**PROBLEM REQUIREMENTS:** In the listing that follows, count every line with the word "School" in it and write only the total.

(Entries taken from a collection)
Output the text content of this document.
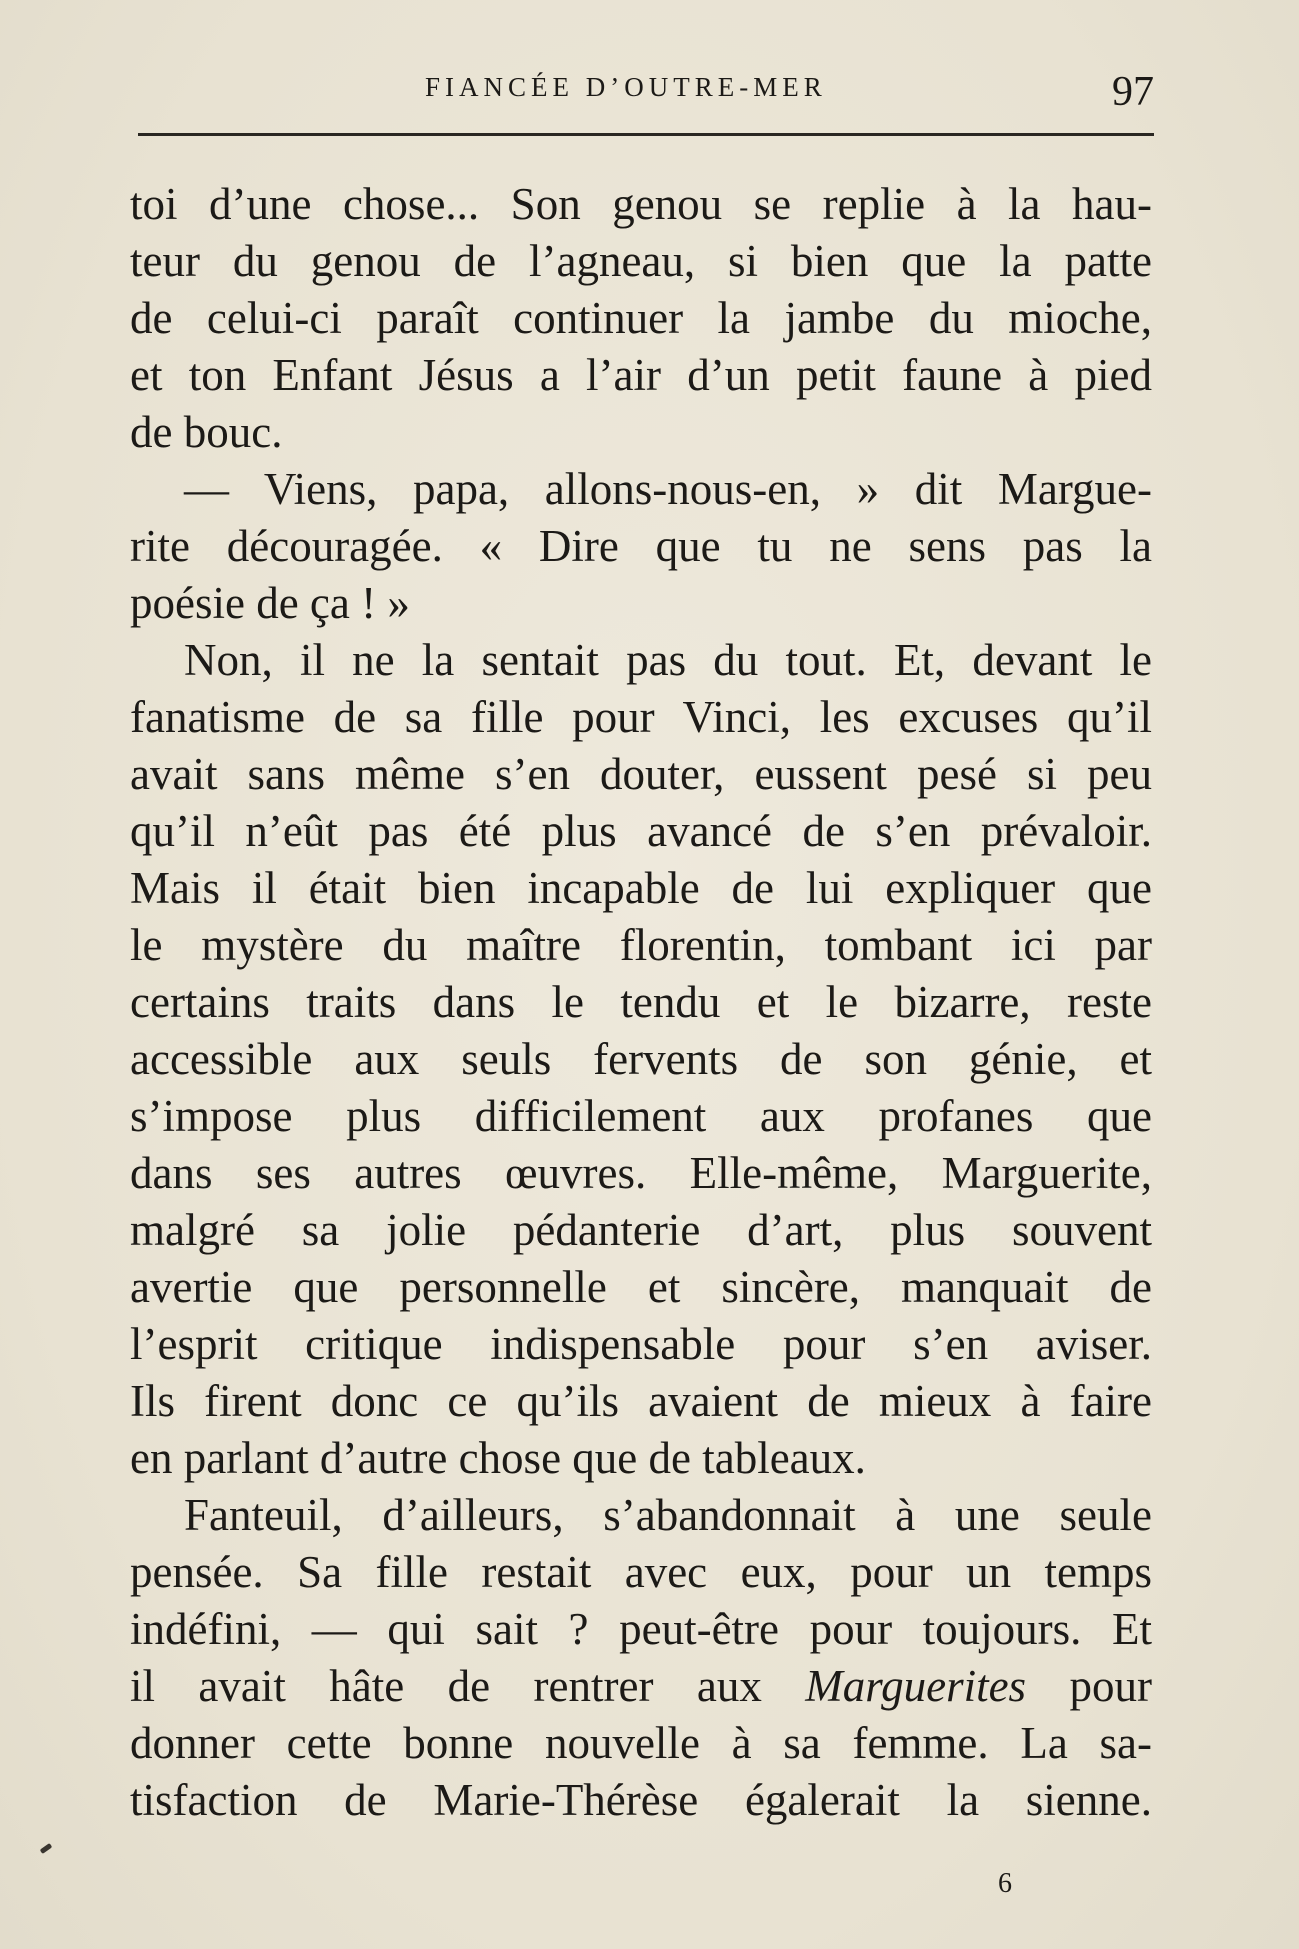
FIANCÉE D’OUTRE-MER	97
toi d’une chose... Son genou se replie à la hau-
teur du genou de l’agneau, si bien que la patte
de celui-ci paraît continuer la jambe du mioche,
et ton Enfant Jésus a l’air d’un petit faune à pied
de bouc.
— Viens, papa, allons-nous-en, » dit Margue-
rite découragée. « Dire que tu ne sens pas la
poésie de ça ! »
Non, il ne la sentait pas du tout. Et, devant le
fanatisme de sa fille pour Vinci, les excuses qu’il
avait sans même s’en douter, eussent pesé si peu
qu’il n’eût pas été plus avancé de s’en prévaloir.
Mais il était bien incapable de lui expliquer que
le mystère du maître florentin, tombant ici par
certains traits dans le tendu et le bizarre, reste
accessible aux seuls fervents de son génie, et
s’impose plus difficilement aux profanes que
dans ses autres œuvres. Elle-même, Marguerite,
malgré sa jolie pédanterie d’art, plus souvent
avertie que personnelle et sincère, manquait de
l’esprit critique indispensable pour s’en aviser.
Ils firent donc ce qu’ils avaient de mieux à faire
en parlant d’autre chose que de tableaux.
Fanteuil, d’ailleurs, s’abandonnait à une seule
pensée. Sa fille restait avec eux, pour un temps
indéfini, — qui sait ? peut-être pour toujours. Et
il avait hâte de rentrer aux Marguerites pour
donner cette bonne nouvelle à sa femme. La sa-
tisfaction de Marie-Thérèse égalerait la sienne.
6
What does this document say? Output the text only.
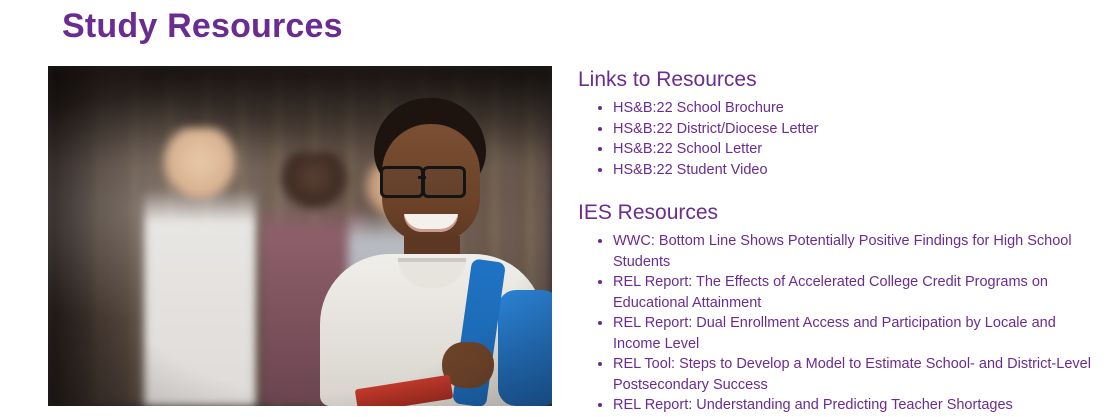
Study Resources
Links to Resources
• HS&B:22 School Brochure
• HS&B:22 District/Diocese Letter
• HS&B:22 School Letter
• HS&B:22 Student Video
IES Resources
• WWC: Bottom Line Shows Potentially Positive Findings for High School Students
• REL Report: The Effects of Accelerated College Credit Programs on Educational Attainment
• REL Report: Dual Enrollment Access and Participation by Locale and Income Level
• REL Tool: Steps to Develop a Model to Estimate School- and District-Level Postsecondary Success
• REL Report: Understanding and Predicting Teacher Shortages
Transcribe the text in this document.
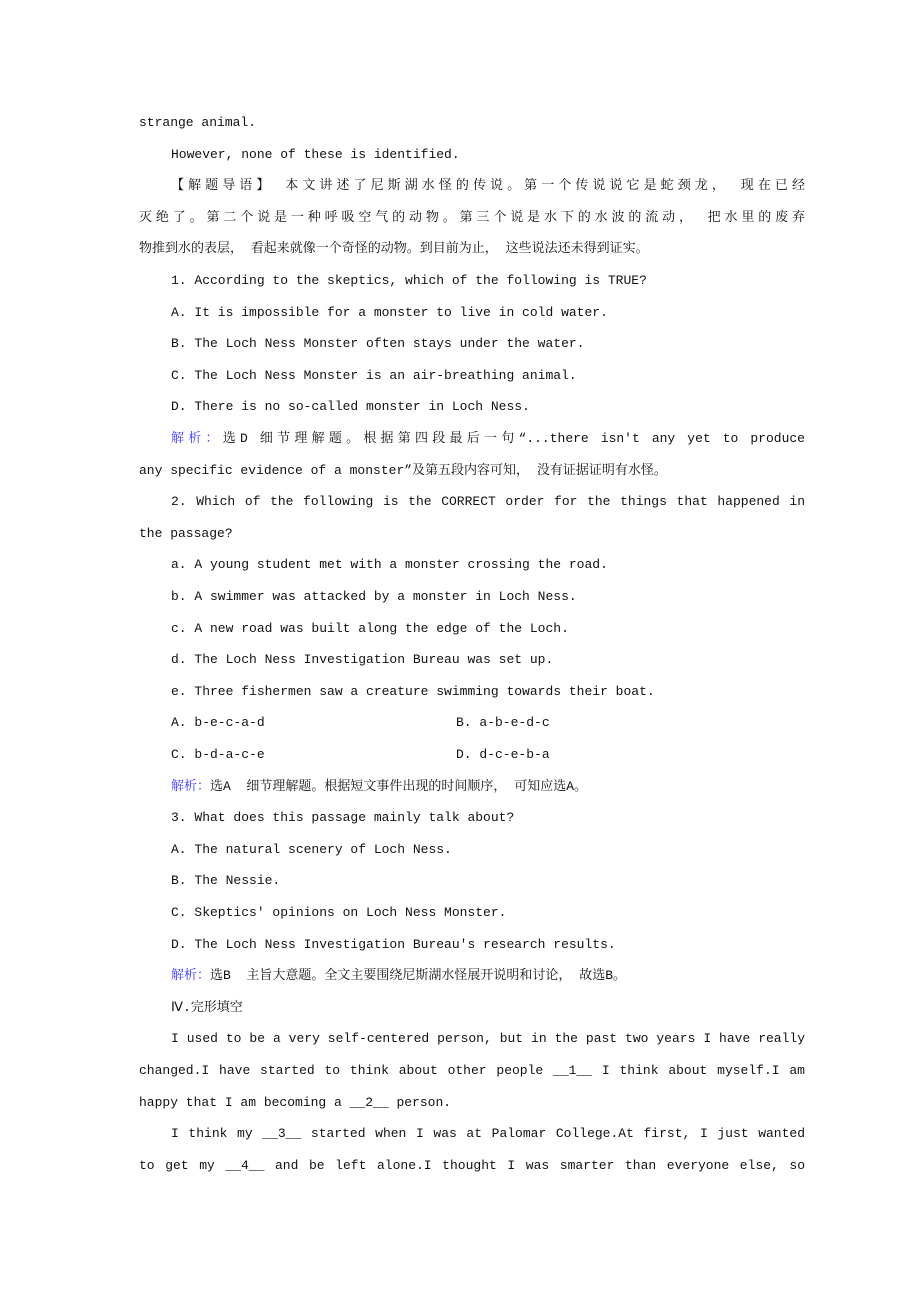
strange animal.
However, none of these is identified.
【解题导语】 本文讲述了尼斯湖水怪的传说。第一个传说说它是蛇颈龙， 现在已经
灭绝了。第二个说是一种呼吸空气的动物。第三个说是水下的水波的流动， 把水里的废弃
物推到水的表层， 看起来就像一个奇怪的动物。到目前为止， 这些说法还未得到证实。
1. According to the skeptics, which of the following is TRUE?
A. It is impossible for a monster to live in cold water.
B. The Loch Ness Monster often stays under the water.
C. The Loch Ness Monster is an air-breathing animal.
D. There is no so-called monster in Loch Ness.
解析：选D 细节理解题。根据第四段最后一句“...there isn't any yet to produce
any specific evidence of a monster”及第五段内容可知， 没有证据证明有水怪。
2. Which of the following is the CORRECT order for the things that happened in
the passage?
a. A young student met with a monster crossing the road.
b. A swimmer was attacked by a monster in Loch Ness.
c. A new road was built along the edge of the Loch.
d. The Loch Ness Investigation Bureau was set up.
e. Three fishermen saw a creature swimming towards their boat.
A. b-e-c-a-d	B. a-b-e-d-c
C. b-d-a-c-e	D. d-c-e-b-a
解析：选A  细节理解题。根据短文事件出现的时间顺序， 可知应选A。
3. What does this passage mainly talk about?
A. The natural scenery of Loch Ness.
B. The Nessie.
C. Skeptics' opinions on Loch Ness Monster.
D. The Loch Ness Investigation Bureau's research results.
解析：选B  主旨大意题。全文主要围绕尼斯湖水怪展开说明和讨论， 故选B。
Ⅳ.完形填空
I used to be a very self-centered person, but in the past two years I have really
changed.I have started to think about other people __1__ I think about myself.I am
happy that I am becoming a __2__ person.
I think my __3__ started when I was at Palomar College.At first, I just wanted
to get my __4__ and be left alone.I thought I was smarter than everyone else, so
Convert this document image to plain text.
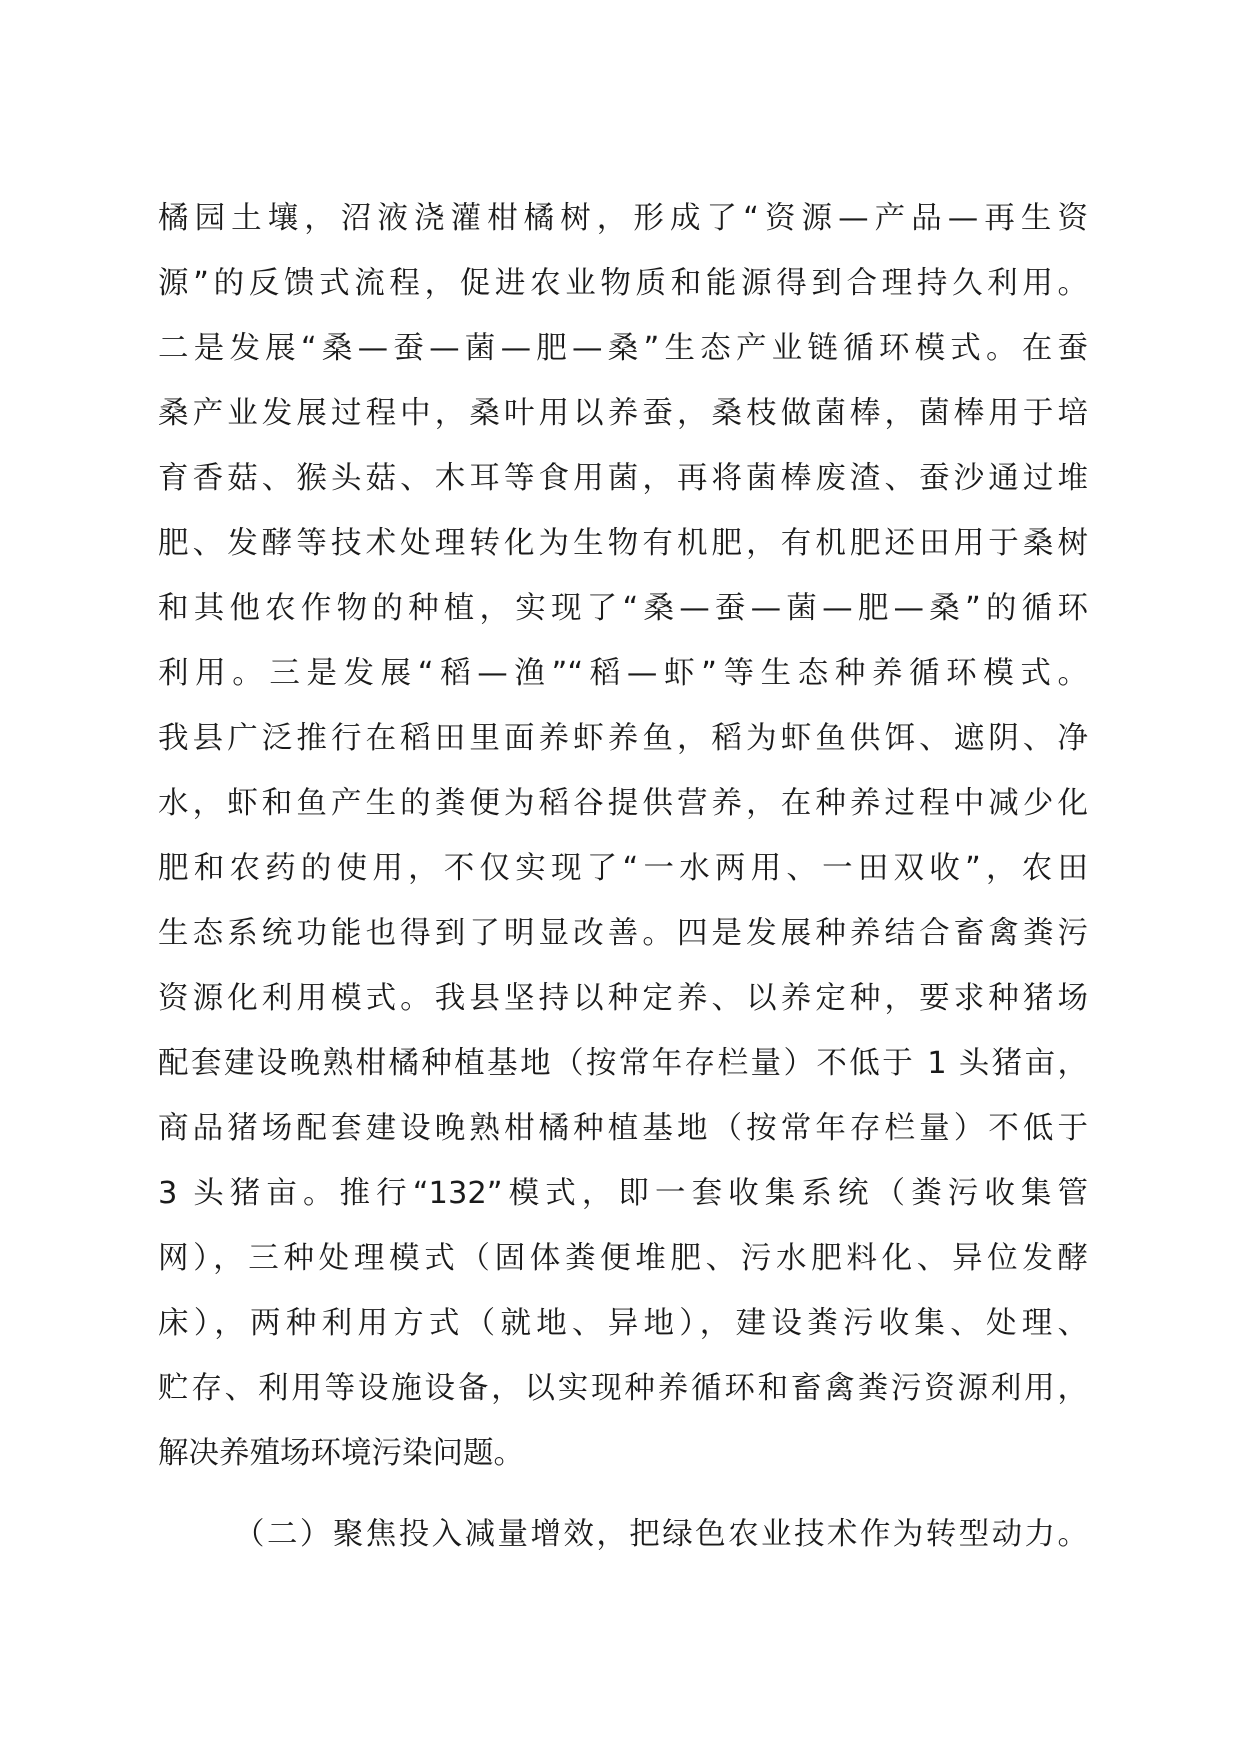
橘园土壤，沼液浇灌柑橘树，形成了“资源—产品—再生资
源”的反馈式流程，促进农业物质和能源得到合理持久利用。
二是发展“桑—蚕—菌—肥—桑”生态产业链循环模式。在蚕
桑产业发展过程中，桑叶用以养蚕，桑枝做菌棒，菌棒用于培
育香菇、猴头菇、木耳等食用菌，再将菌棒废渣、蚕沙通过堆
肥、发酵等技术处理转化为生物有机肥，有机肥还田用于桑树
和其他农作物的种植，实现了“桑—蚕—菌—肥—桑”的循环
利用。三是发展“稻—渔”“稻—虾”等生态种养循环模式。
我县广泛推行在稻田里面养虾养鱼，稻为虾鱼供饵、遮阴、净
水，虾和鱼产生的粪便为稻谷提供营养，在种养过程中减少化
肥和农药的使用，不仅实现了“一水两用、一田双收”，农田
生态系统功能也得到了明显改善。四是发展种养结合畜禽粪污
资源化利用模式。我县坚持以种定养、以养定种，要求种猪场
配套建设晚熟柑橘种植基地（按常年存栏量）不低于 1 头猪亩，
商品猪场配套建设晚熟柑橘种植基地（按常年存栏量）不低于
3 头猪亩。推行“132”模式，即一套收集系统（粪污收集管
网），三种处理模式（固体粪便堆肥、污水肥料化、异位发酵
床），两种利用方式（就地、异地），建设粪污收集、处理、
贮存、利用等设施设备，以实现种养循环和畜禽粪污资源利用，
解决养殖场环境污染问题。
（二）聚焦投入减量增效，把绿色农业技术作为转型动力。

**SOLUTION:** 4